Aşağıdakileri tamamlayın:
1. Röportajda, su mikroskopta büyütüldüğünde içinde bulunduğu sayılan şeylerin tamamını listeleyin.
2. Röportajın "Alinur Velidedeoğlu, MHP'den" ile başlayıp "çok çekeceğine eminiz....." ile biten bölümünü birebir döndürün.

Sayfa alıntısı:
• • •

Alinur Velidedeoğlu, MHP'den İstanbul Büyükşehir Belediye Başkanlığı teklifi alınca dikkatleri yeniden üstünde topladı. Ancak şamdan Plus'tan Öykü Yazıcıoğlu'na anlattıklarının dikkatinizi daha çok çekeceğine eminiz.....
O, her zaman ilginç biri olma özelliğini korudu. Güzel Sanatlar Saatchi & Saatchi'nin ortağı Alinur Velidedeoğlu, 18 yaşında ilk reklam filmini yöneten, 24 yaşında ilk şirketini kuran, 140'ı yurtdışında olmak üzere toplam 570 reklam filmi çeken, Discovery Channel'ın seçtiği 'Dünyanın kültürel ve sosyal açıdan en zengin 32 kişisi' arasında yer alan, ulusal ve uluslararası ödül sayısı 70'i bulan 'reklam dünyasının dahi çocuğu'ydu. Yaptığı tasarımlarla, açtığı sergilerle herkesi şaşırtmayı bildi. MHP'den İstanbul Büyükşehir Belediye Başkan adaylığı teklifi alması da şaşkınlığa neden oldu. Osmanlı tarihi konusunda ki açıklamaları da sizi şaşırtabilir ama en çok son uğraşının sizi şaşırtacağına inanıyoruz. Velidedeoğlu, ofisindeki hassas mikroskopla 'Tanrı'yı arıyor...
- Ofisinizdeki mikroskopla ne yapıyorsunuz?
-Mikroskoplarla Tanrı'yı daha yakından tanımaya çalışıyorum. Tanrı aslında kitapların sayfaları arasında değil. "Tanrı'yı nasıl tarif edersin?" diye 7 milyar insana sorsalar, 7 milyar farklı tarif çıkar. Musa ya da ondan sonra çıkan peygamberler Tanrı'yı başka türlü tarif etmişler. Ben şimdi kendi bilgilerim ışığında daha yakına inmek istiyorum. Daha detaylı bir şekilde, benim inanacağım bir şekilde Tanrı'ya ulaşmaya çalışıyorum. Şimdi suyu mikroskopta büyütün, büyütün, büyütün. İçinde bir yığın şey var. Mineraller var, mikroplar var, madenler var. Böyle deyip geçiyoruz değil mi? Eee, mikrop canlı. Vücudumuza mikrop girdiği vakit canlı değil mi? Ya virüs. O da mikrobun derisinin içine bir balık ağından istavrit geçermiş gibi.

• • •

Veri kayıtları:
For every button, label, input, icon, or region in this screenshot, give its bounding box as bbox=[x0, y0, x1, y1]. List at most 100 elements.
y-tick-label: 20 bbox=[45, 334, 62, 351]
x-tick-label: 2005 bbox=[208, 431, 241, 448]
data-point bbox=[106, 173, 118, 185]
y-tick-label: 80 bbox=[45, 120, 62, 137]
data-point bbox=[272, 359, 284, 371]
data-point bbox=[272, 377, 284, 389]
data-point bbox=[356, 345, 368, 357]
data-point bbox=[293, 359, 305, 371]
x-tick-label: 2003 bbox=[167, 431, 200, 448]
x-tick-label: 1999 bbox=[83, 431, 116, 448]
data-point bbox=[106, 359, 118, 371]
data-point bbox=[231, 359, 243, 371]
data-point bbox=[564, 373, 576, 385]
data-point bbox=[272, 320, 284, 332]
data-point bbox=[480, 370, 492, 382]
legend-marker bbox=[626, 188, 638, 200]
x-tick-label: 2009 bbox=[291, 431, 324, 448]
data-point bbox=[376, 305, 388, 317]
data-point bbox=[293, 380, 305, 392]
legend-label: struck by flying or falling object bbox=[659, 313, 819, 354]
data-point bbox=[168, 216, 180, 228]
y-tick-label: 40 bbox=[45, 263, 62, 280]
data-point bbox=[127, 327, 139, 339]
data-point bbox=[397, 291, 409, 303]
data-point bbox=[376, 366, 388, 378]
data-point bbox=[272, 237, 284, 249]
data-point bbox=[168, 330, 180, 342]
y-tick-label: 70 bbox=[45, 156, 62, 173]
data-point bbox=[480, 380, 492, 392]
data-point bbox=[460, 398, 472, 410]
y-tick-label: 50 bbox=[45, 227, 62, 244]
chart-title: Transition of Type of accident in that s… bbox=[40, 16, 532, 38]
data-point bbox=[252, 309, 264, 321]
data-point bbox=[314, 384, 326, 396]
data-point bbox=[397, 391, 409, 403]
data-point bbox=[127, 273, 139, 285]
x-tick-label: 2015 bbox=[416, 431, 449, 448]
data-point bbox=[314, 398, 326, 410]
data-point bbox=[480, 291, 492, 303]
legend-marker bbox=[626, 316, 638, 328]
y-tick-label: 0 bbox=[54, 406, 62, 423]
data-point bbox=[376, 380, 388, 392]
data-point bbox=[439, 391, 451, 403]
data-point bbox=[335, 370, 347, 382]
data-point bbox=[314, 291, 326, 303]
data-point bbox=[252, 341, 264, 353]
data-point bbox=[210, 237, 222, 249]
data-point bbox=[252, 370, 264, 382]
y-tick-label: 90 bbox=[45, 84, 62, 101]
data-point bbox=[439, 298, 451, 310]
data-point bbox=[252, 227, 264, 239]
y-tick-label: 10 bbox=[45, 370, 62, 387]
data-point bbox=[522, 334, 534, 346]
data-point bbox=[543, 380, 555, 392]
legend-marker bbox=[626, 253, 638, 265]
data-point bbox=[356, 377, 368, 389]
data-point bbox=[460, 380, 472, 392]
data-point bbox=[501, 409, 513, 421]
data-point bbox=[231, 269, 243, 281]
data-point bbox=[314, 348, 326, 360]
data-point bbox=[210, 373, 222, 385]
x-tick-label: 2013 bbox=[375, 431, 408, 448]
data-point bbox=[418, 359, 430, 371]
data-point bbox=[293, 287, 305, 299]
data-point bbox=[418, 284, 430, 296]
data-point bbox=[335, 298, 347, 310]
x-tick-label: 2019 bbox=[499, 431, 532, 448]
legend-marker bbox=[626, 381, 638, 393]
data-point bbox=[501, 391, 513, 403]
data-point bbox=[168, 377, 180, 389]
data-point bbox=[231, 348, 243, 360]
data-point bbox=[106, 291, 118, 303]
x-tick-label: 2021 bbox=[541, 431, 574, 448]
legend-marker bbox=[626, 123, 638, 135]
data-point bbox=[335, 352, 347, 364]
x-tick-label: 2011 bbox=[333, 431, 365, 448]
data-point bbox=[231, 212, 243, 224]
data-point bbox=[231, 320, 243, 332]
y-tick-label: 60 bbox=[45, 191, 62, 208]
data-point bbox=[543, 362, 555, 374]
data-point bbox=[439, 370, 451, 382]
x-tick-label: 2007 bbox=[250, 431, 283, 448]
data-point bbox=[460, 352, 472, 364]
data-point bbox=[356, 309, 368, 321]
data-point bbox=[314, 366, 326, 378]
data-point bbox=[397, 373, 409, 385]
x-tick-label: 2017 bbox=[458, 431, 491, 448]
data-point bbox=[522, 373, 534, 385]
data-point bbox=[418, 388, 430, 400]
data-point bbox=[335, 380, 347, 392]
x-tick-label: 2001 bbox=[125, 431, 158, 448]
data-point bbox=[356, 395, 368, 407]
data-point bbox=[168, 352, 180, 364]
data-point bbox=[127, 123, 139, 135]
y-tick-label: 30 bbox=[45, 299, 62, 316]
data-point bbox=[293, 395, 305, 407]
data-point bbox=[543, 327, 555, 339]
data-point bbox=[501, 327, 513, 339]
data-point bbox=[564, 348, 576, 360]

• • •

Yanıtlar:
1. Mineraller, mikroplar, madenler

2.
Alinur Velidedeoğlu, MHP'den İstanbul Büyükşehir Belediye Başkanlığı teklifi alınca dikkatleri yeniden üstünde topladı. Ancak şamdan Plus'tan Öykü Yazıcıoğlu'na anlattıklarının dikkatinizi daha çok çekeceğine eminiz.....